#### STATED GOAL:
Where a line contains the string "content", copy that line.
---------- DATA LISTING
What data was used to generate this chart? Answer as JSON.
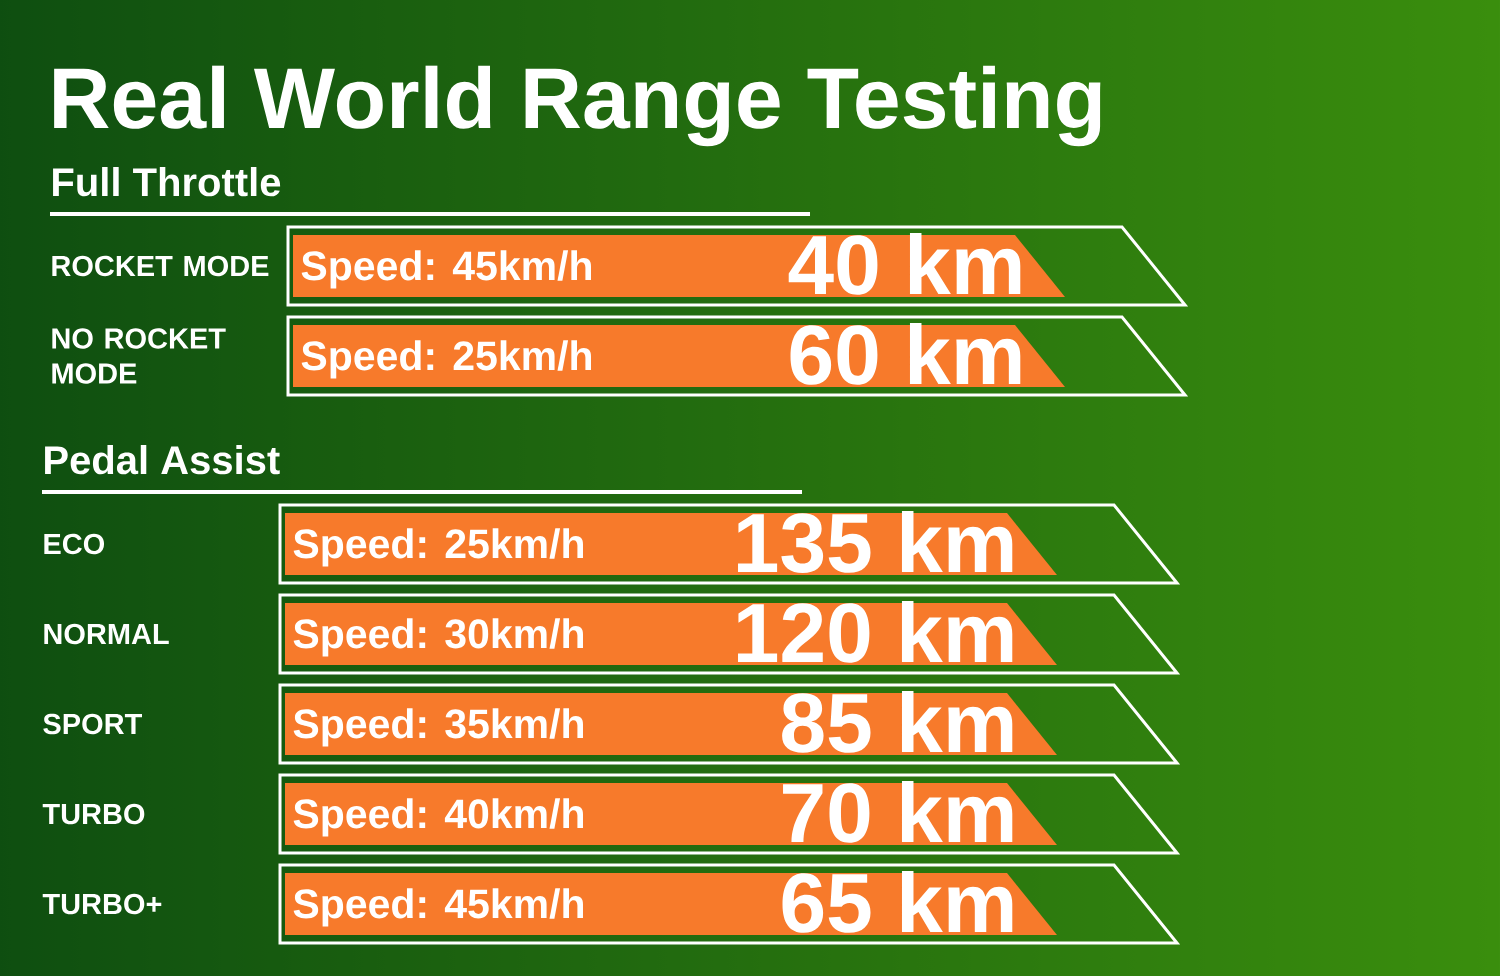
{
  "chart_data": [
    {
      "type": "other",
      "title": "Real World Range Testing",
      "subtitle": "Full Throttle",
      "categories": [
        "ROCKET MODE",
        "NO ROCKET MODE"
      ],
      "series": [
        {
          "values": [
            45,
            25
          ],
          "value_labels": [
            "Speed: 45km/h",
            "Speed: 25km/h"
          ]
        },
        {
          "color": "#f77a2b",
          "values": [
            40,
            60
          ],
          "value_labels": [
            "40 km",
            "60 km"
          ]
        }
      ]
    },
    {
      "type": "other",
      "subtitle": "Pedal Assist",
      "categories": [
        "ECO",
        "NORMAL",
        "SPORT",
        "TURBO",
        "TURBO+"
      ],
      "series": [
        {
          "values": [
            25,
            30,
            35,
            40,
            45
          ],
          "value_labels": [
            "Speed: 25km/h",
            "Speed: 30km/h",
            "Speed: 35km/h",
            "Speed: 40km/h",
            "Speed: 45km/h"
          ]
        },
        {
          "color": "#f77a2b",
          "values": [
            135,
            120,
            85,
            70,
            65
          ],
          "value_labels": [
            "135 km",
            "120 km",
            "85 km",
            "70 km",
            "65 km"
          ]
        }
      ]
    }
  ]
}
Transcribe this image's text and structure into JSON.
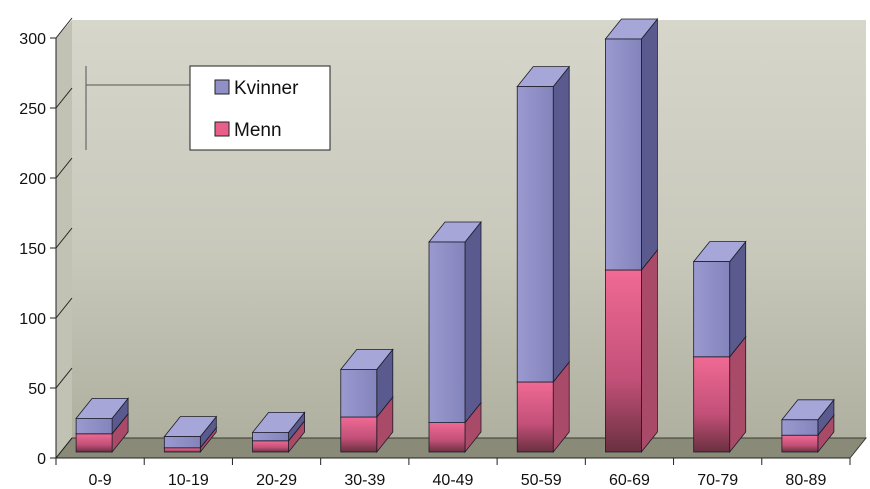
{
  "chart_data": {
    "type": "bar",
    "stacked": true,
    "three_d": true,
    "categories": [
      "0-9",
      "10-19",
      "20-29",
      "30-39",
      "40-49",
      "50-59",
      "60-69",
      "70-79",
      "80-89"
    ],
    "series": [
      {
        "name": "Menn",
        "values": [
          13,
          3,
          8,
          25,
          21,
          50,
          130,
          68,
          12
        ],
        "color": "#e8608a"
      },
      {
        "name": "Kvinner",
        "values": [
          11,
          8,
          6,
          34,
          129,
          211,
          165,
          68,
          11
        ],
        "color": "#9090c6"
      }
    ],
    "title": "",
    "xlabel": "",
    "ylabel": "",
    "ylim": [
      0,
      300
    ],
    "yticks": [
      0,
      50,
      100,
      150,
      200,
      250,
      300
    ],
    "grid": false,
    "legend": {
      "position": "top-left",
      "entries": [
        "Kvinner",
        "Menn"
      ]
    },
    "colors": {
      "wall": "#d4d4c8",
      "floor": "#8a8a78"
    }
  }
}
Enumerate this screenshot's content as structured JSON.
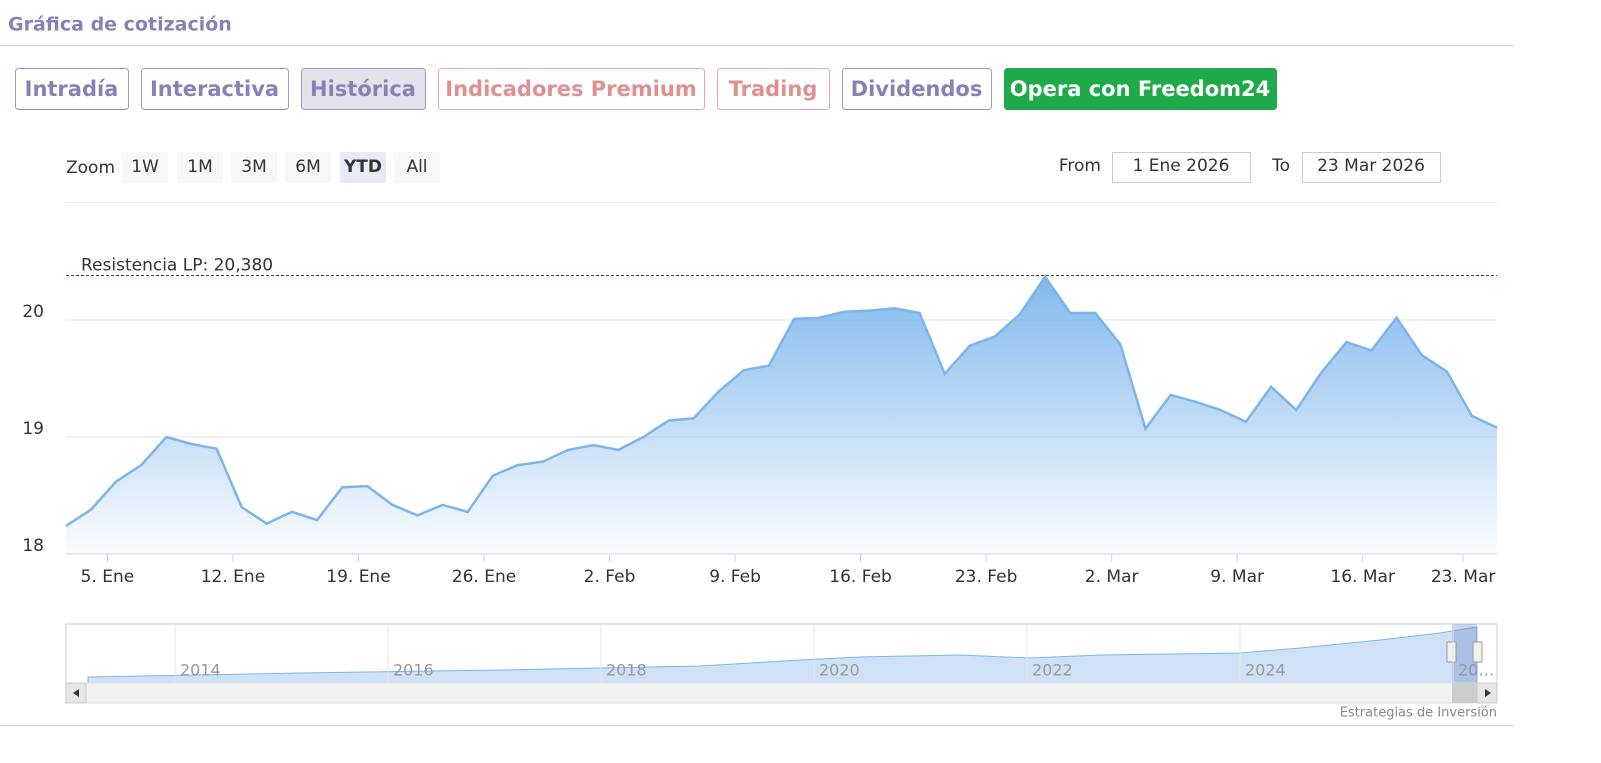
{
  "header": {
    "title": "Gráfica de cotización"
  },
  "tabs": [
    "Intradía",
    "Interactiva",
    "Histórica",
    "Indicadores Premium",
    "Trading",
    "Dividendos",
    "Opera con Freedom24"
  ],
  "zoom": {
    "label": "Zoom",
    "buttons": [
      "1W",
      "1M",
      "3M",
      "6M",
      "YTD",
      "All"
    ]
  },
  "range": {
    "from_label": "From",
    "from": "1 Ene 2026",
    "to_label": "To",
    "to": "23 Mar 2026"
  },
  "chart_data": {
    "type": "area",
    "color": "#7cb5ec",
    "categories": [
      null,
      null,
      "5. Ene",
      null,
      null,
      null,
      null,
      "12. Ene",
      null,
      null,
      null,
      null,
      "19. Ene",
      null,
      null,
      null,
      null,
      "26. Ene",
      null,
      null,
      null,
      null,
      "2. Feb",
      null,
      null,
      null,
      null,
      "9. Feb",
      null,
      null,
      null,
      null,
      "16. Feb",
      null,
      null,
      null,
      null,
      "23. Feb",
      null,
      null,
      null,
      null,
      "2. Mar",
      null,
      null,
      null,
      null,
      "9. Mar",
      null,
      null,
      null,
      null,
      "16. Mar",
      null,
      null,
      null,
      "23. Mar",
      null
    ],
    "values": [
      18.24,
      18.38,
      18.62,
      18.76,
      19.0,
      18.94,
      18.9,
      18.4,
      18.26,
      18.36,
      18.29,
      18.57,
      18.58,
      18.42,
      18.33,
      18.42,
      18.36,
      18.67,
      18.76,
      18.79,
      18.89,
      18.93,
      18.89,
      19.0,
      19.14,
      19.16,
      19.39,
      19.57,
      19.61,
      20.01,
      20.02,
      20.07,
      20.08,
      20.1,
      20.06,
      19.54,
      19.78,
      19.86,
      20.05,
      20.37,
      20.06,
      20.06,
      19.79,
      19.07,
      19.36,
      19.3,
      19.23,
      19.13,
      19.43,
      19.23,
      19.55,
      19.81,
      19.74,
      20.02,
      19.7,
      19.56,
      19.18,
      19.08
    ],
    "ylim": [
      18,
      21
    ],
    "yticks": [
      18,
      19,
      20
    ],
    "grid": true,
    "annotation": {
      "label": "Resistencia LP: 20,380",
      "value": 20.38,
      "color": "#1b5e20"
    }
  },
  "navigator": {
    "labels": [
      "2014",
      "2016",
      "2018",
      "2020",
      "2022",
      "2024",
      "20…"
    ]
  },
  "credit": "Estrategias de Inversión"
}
--------------------
---------- DATA LISTING
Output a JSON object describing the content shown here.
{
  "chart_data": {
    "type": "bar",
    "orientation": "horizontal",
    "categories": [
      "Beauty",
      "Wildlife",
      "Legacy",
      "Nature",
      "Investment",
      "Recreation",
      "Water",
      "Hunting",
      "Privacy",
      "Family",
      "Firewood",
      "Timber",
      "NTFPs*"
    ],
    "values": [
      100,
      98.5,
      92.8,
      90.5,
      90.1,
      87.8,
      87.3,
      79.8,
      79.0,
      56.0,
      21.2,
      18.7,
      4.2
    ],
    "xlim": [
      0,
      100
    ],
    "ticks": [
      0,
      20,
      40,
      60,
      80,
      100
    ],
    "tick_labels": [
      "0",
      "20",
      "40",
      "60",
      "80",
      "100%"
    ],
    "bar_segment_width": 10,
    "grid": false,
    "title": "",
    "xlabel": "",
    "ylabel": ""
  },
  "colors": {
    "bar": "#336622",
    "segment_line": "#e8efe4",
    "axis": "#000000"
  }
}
--------------------
---------- DATA LISTING
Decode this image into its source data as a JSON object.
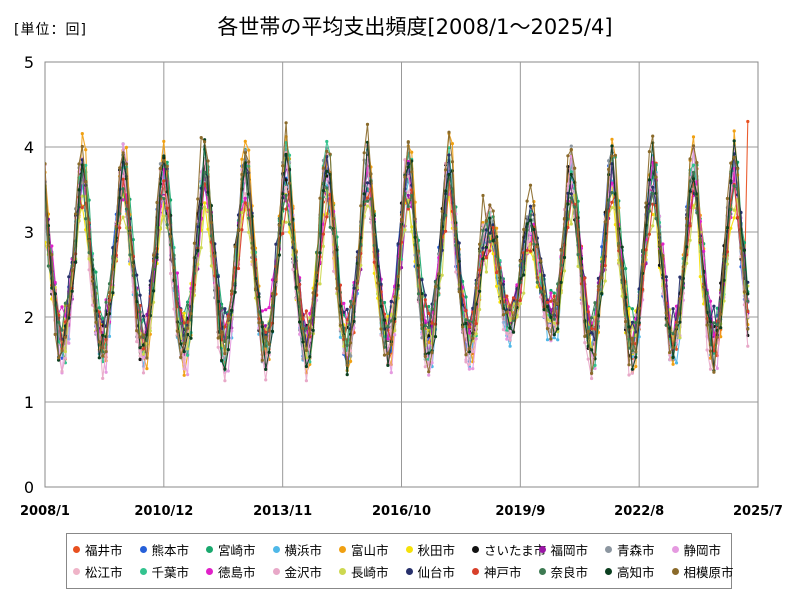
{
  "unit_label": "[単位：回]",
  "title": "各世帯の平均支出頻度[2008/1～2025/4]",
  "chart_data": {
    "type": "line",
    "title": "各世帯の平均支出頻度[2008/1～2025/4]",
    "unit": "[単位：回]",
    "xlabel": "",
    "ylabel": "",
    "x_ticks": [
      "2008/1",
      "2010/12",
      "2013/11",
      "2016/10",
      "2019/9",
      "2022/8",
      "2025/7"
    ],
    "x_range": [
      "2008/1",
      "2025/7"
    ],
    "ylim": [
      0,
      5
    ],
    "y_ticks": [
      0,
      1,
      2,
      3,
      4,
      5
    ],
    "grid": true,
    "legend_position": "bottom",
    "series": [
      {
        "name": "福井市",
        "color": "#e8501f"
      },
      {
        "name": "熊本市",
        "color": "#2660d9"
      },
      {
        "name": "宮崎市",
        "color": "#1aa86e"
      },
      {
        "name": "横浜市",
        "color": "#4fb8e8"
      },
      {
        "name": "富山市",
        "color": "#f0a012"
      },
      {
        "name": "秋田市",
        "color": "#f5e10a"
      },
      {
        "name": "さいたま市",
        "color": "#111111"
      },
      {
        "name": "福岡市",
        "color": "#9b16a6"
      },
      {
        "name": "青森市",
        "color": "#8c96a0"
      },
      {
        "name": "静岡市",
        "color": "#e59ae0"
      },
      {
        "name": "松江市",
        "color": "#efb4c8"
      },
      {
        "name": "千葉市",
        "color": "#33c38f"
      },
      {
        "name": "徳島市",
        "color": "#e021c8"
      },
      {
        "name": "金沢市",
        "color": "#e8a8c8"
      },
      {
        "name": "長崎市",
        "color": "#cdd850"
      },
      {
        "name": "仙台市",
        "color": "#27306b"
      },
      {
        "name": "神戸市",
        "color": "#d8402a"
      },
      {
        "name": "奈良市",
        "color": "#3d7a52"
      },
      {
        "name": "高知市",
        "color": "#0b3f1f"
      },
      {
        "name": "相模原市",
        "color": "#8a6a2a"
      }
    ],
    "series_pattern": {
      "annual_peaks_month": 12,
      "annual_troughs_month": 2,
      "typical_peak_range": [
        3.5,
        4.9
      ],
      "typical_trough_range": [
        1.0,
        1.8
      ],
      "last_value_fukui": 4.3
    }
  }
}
--------------------
#### FINISHED EXERCISE:
Enumerate this screenshot's content as structured JSON.
Output a JSON object describing the content shown here.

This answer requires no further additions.